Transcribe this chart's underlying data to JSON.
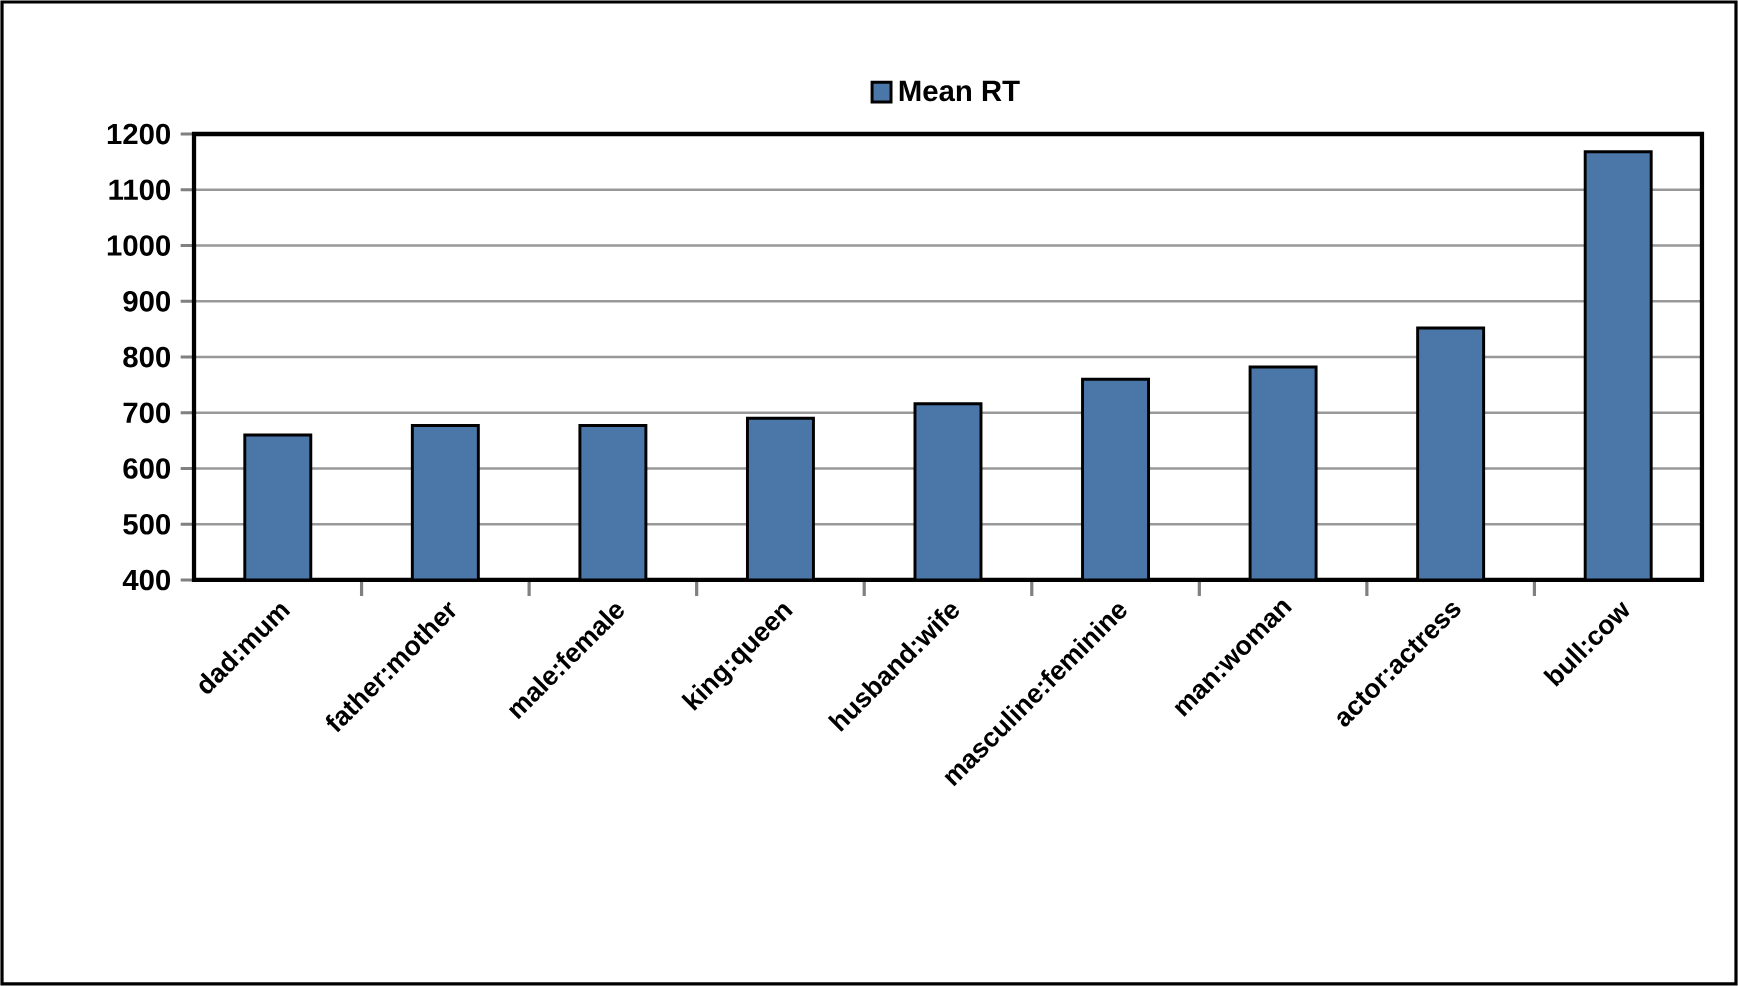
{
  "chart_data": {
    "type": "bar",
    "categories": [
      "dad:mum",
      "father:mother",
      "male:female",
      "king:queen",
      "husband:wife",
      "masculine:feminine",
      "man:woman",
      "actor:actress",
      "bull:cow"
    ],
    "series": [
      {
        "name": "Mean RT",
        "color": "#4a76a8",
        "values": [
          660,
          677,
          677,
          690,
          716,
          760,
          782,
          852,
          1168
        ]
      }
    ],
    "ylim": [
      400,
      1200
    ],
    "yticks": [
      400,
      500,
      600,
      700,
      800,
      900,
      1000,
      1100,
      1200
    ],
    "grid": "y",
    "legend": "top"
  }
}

.....

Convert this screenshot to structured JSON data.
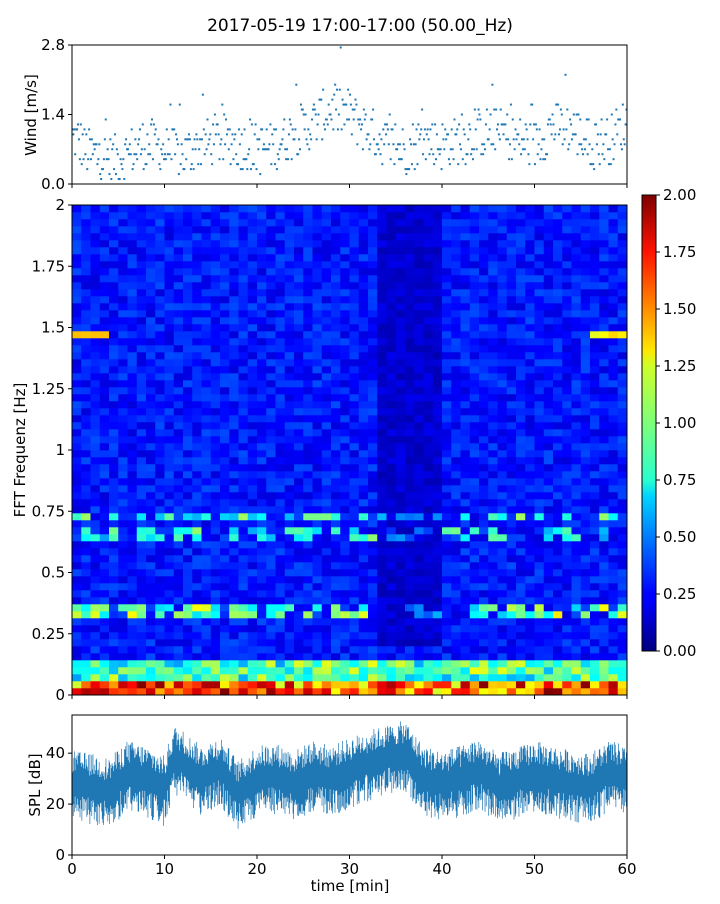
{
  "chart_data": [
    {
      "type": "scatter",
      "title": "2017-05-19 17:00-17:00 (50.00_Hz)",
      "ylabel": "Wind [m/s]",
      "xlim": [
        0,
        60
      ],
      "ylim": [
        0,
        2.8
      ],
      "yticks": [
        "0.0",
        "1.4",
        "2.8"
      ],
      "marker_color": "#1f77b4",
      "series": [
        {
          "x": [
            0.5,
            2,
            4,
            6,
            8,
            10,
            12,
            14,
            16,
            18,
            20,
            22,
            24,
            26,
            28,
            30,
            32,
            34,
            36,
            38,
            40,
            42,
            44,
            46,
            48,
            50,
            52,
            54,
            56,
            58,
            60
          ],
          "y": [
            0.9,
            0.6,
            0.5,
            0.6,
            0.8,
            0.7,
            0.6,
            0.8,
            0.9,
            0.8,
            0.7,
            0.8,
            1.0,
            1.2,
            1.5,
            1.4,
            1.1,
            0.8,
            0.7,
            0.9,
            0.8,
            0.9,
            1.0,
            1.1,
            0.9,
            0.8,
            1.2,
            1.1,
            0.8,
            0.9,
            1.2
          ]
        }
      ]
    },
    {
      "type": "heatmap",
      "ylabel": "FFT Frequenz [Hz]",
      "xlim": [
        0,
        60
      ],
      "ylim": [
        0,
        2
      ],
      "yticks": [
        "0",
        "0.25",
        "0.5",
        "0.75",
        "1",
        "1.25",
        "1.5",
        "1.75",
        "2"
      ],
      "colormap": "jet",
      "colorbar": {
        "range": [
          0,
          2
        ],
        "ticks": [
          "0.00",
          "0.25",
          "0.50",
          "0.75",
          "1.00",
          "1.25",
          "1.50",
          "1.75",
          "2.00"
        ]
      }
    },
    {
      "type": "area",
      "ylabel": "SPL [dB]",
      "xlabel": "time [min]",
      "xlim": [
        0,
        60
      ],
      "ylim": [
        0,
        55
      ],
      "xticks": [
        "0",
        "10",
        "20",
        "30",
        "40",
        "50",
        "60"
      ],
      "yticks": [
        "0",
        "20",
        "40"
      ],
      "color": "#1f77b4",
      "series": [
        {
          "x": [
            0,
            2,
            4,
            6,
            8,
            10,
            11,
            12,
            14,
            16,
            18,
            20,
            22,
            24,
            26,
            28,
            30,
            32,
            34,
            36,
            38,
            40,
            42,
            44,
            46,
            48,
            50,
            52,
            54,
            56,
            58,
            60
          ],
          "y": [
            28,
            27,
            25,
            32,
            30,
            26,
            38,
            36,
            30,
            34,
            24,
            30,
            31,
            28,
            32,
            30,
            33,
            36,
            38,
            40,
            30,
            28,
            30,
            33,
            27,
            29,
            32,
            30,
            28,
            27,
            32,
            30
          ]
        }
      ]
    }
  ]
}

.....

## PROBLEM STATEMENT
Pull out all lines containing "this".

## EXPECTED ANSWER
Transcribe this chart's underlying data to JSON.
Convert this screenshot to structured JSON data.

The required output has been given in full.